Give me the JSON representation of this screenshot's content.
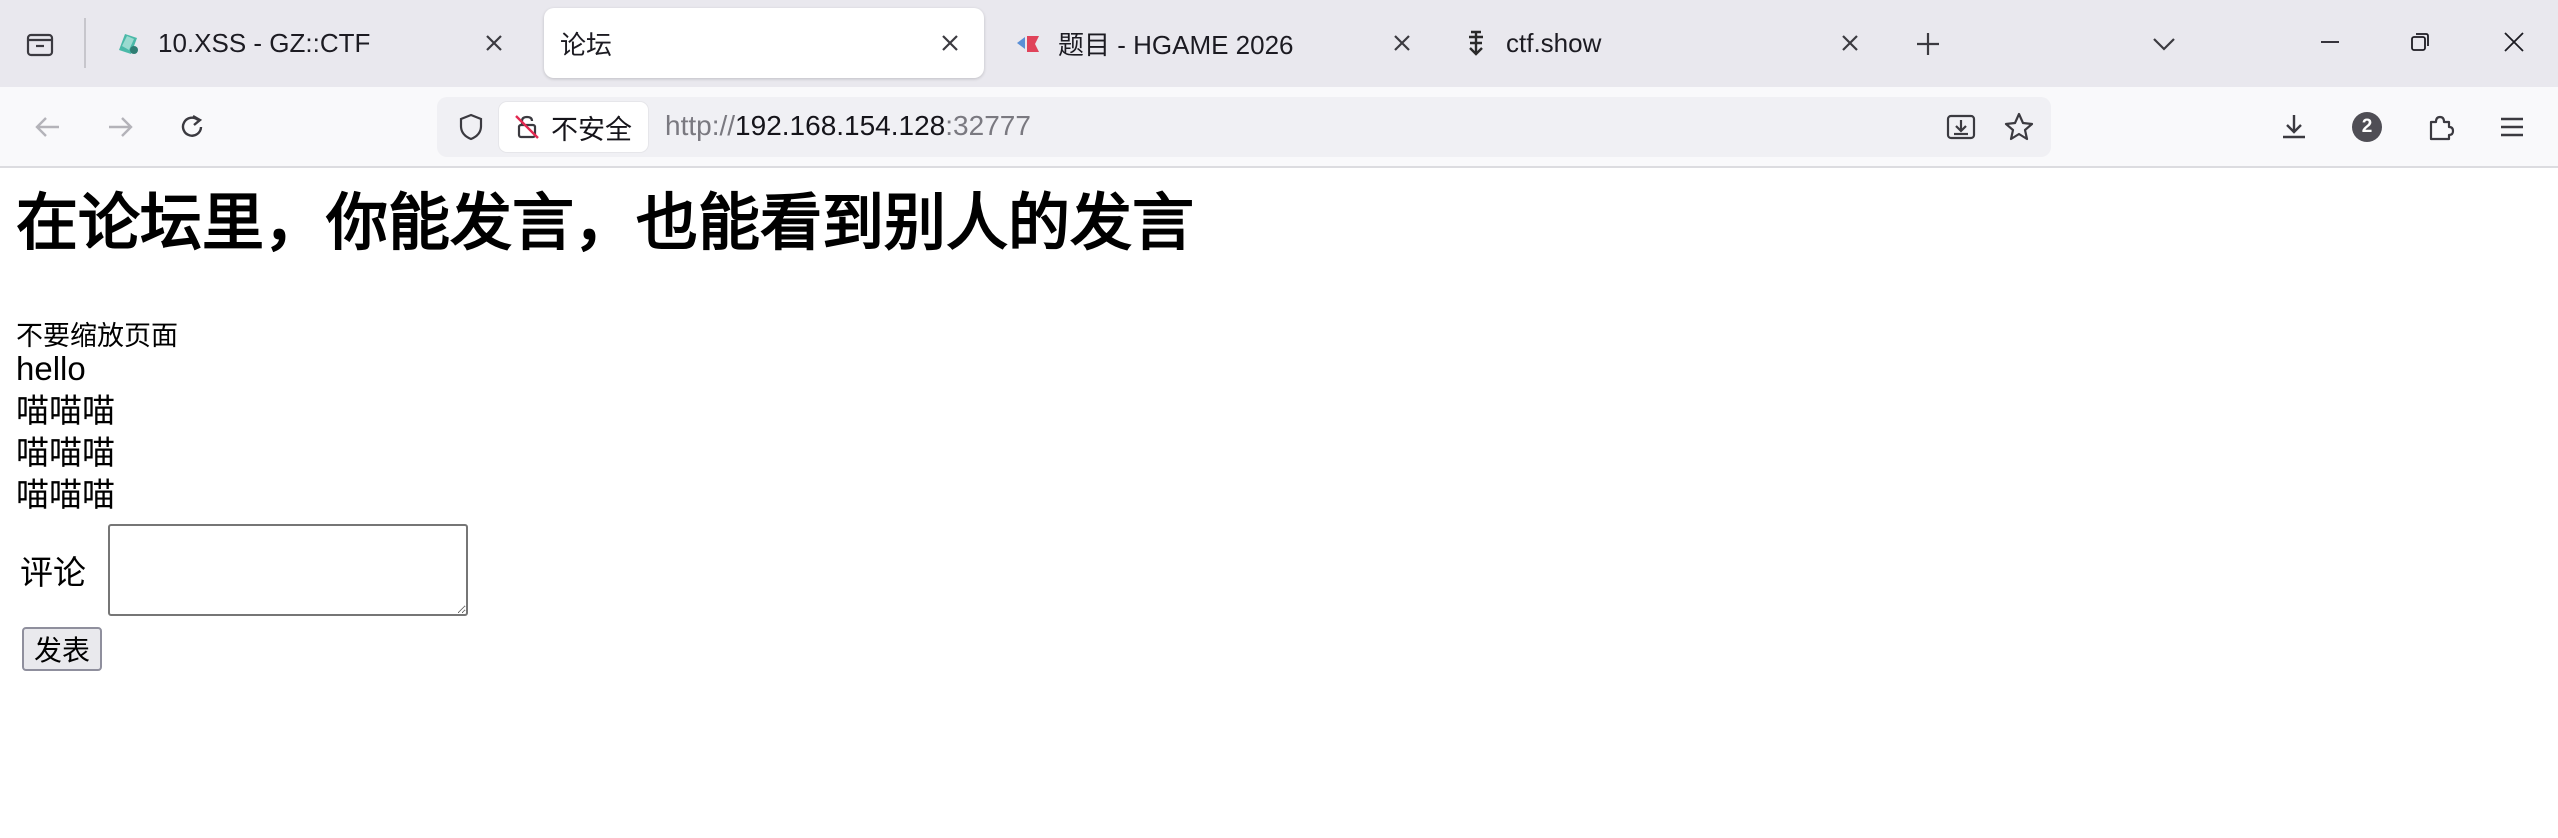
{
  "browser": {
    "tabs": [
      {
        "title": "10.XSS - GZ::CTF",
        "active": false
      },
      {
        "title": "论坛",
        "active": true
      },
      {
        "title": "题目 - HGAME 2026",
        "active": false
      },
      {
        "title": "ctf.show",
        "active": false
      }
    ],
    "urlbar": {
      "security_label": "不安全",
      "url_protocol": "http://",
      "url_host": "192.168.154.128",
      "url_port": ":32777"
    },
    "extensions_badge": "2"
  },
  "page": {
    "heading": "在论坛里，你能发言，也能看到别人的发言",
    "hint": "不要缩放页面",
    "posts": [
      "hello",
      "喵喵喵",
      "喵喵喵",
      "喵喵喵"
    ],
    "comment_label": "评论",
    "comment_value": "",
    "submit_label": "发表"
  },
  "colors": {
    "tabbar_bg": "#e9e8ee",
    "toolbar_bg": "#f9f9fb",
    "urlbar_bg": "#f0f0f4",
    "text": "#000000",
    "muted_url": "#7a7980"
  }
}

**THE REQUEST**
Leave images out of the retyped records; keep all else exact.

**COMPLETE ANSWER**
Give me the JSON representation of this screenshot's content.
{
  "browser": {
    "tabs": [
      {
        "title": "10.XSS - GZ::CTF",
        "active": false
      },
      {
        "title": "论坛",
        "active": true
      },
      {
        "title": "题目 - HGAME 2026",
        "active": false
      },
      {
        "title": "ctf.show",
        "active": false
      }
    ],
    "urlbar": {
      "security_label": "不安全",
      "url_protocol": "http://",
      "url_host": "192.168.154.128",
      "url_port": ":32777"
    },
    "extensions_badge": "2"
  },
  "page": {
    "heading": "在论坛里，你能发言，也能看到别人的发言",
    "hint": "不要缩放页面",
    "posts": [
      "hello",
      "喵喵喵",
      "喵喵喵",
      "喵喵喵"
    ],
    "comment_label": "评论",
    "comment_value": "",
    "submit_label": "发表"
  },
  "colors": {
    "tabbar_bg": "#e9e8ee",
    "toolbar_bg": "#f9f9fb",
    "urlbar_bg": "#f0f0f4",
    "text": "#000000",
    "muted_url": "#7a7980"
  }
}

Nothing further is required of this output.